» SHORT TASK 1
Copy everything in the Thomas Perry profile from "Morning was turning" down to "a little irritating.", substituting "page proofs" for "galleys".
» SHORT TASK 2
Using the Thomas Perry profile, decide whether each statement is true, answering yes or no and quoting the words that settle it: (a) Shadow Woman was the third novel to feature Jane Whitefield. (b) The Face Changers came out last spring. (c) Jane Whitefield calls herself an "agent."

» EXCERPTED TEXT
"""

In Thomas Perry's novels, killers stalk their prey and bodies pile up. Sometimes, the good guys have to go on the run. When they do,
protagonist Jane Whitefield steps in to help. Nobody does it better.

By Jan Fitzpatrick

When the phone rang, Thomas Perry '74 (PhD) was feeling grumpy.

Morning was turning into afternoon, and the day's heat would soon make the sidewalks around his home in the San Fernando Valley hot as an iron, but that wasn't what bothered him. He had been reading the galleys for his next book. Here and there, some copy editor had changed the spelling of a word. Not in order to correct a misspelling, mind you. No. The copy editor had revised Perry's text simply to make every word match whatever spelling the publisher's stylebook preferred. To think of someone laboring to change something that wasn't wrong in the first place, all because of some bureaucratic directive, was just a little irritating.

But it was a minor vexation. As Perry thought back to his days as a graduate student in English at Rochester and walked through the twists and turns that led to his successful career writing action-packed thrillers, the profile that emerged was one of a happy man. And why not? His latest novel, Shadow Woman, appeared last spring to appreciative notices. It was his third to feature the adventures of Jane Whitefield, whom Entertainment Weekly pronounced "the most arresting protagonist in the '90s thriller arena." His next novel, The Face Changers, another Whitefield book, will be on the racks in 1998. The critics love his books. So does his devoted following of readers. And now Random House has signed him to a publishing contract most writers would kill for.

For readers who haven't met Jane: She is one canny lone operative. Half Seneca Indian and half Irish American, she's got the smarts of Agent 007, a set of martial-arts skills that rival Bruce Lee's, the computer savvy of a talented hacker, and great looks to boot. She calls herself a "guide," and her "job" is to rescue people from evil pursuers by helping them disappear. She functions as a one-woman witness relocation program, giving clients on the run new identities pulled from the wardrobe of false identities and credit histories that she has constructed over the years.

"""

» SOURCE DATA
"""

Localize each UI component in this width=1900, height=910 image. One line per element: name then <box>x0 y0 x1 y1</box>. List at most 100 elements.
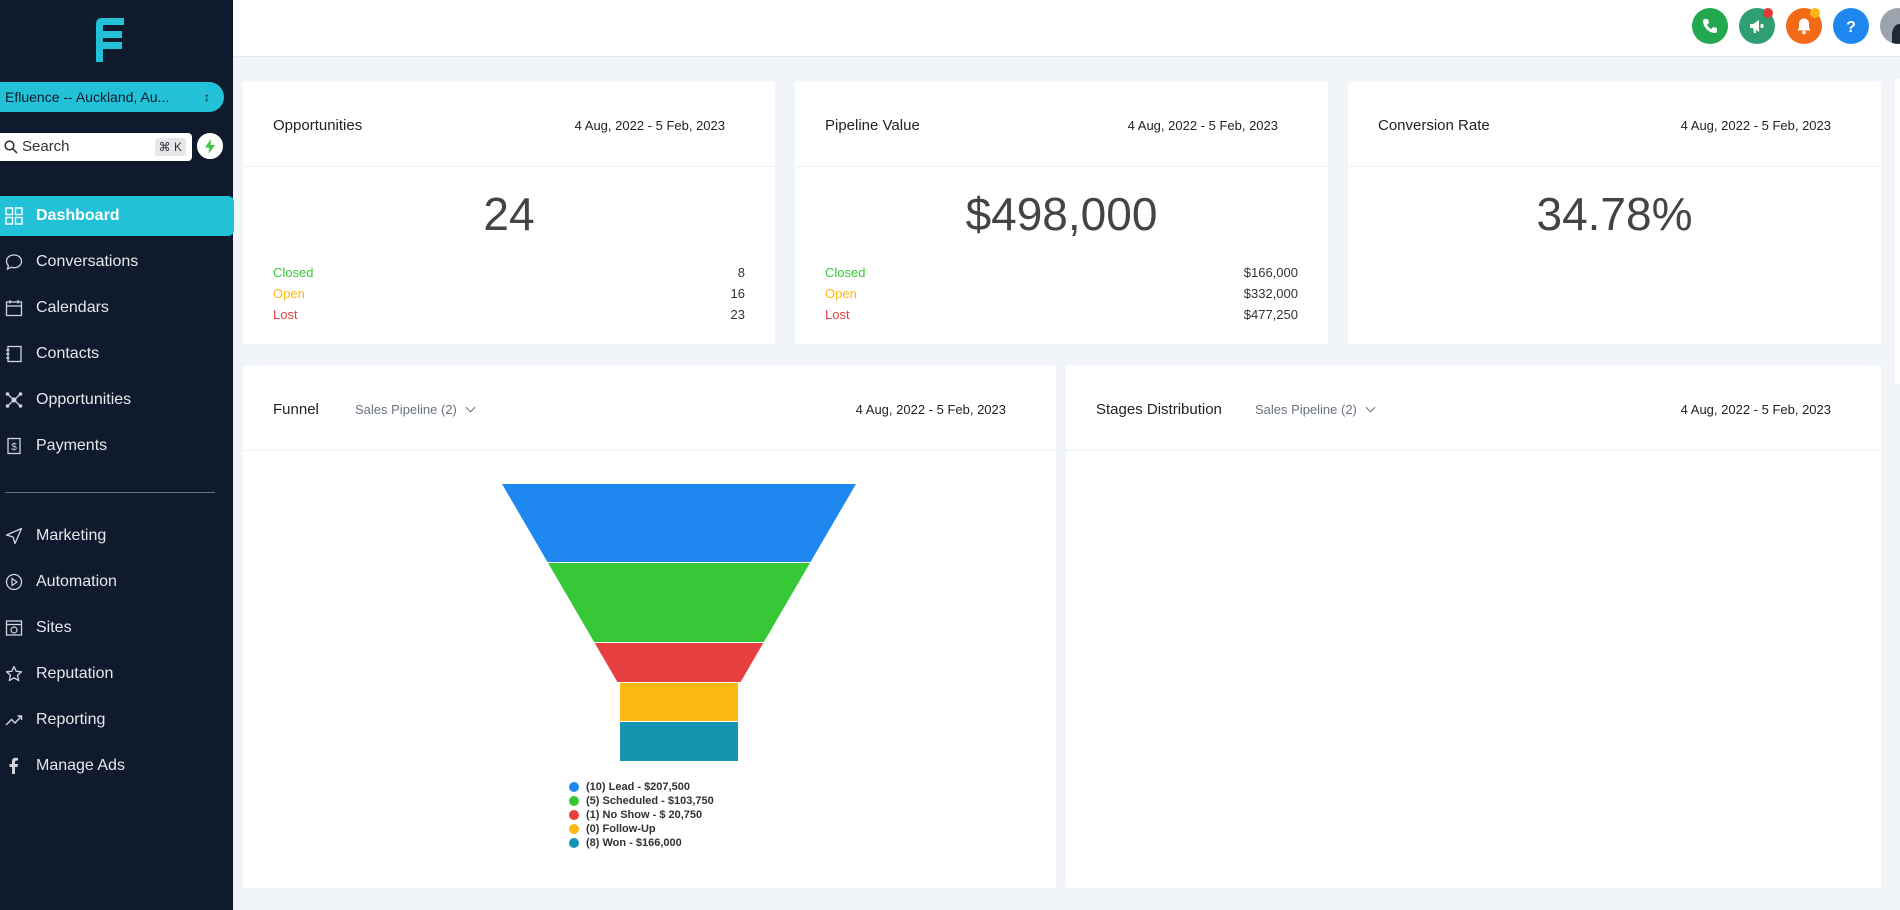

"""

» CORRECT ANSWER 1
Morning was turning into afternoon, and the day's heat would soon make the sidewalks around his home in the San Fernando Valley hot as an iron, but that wasn't what bothered him. He had been reading the page proofs for his next book. Here and there, some copy editor had changed the spelling of a word. Not in order to correct a misspelling, mind you. No. The copy editor had revised Perry's text simply to make every word match whatever spelling the publisher's stylebook preferred. To think of someone laboring to change something that wasn't wrong in the first place, all because of some bureaucratic directive, was just a little irritating.

» CORRECT ANSWER 2
(a) Yes: "It was his third to feature the adventures of Jane Whitefield"
(b) No: "His next novel, The Face Changers, another Whitefield book, will be on the racks in 1998."
(c) No: "She calls herself a "guide,""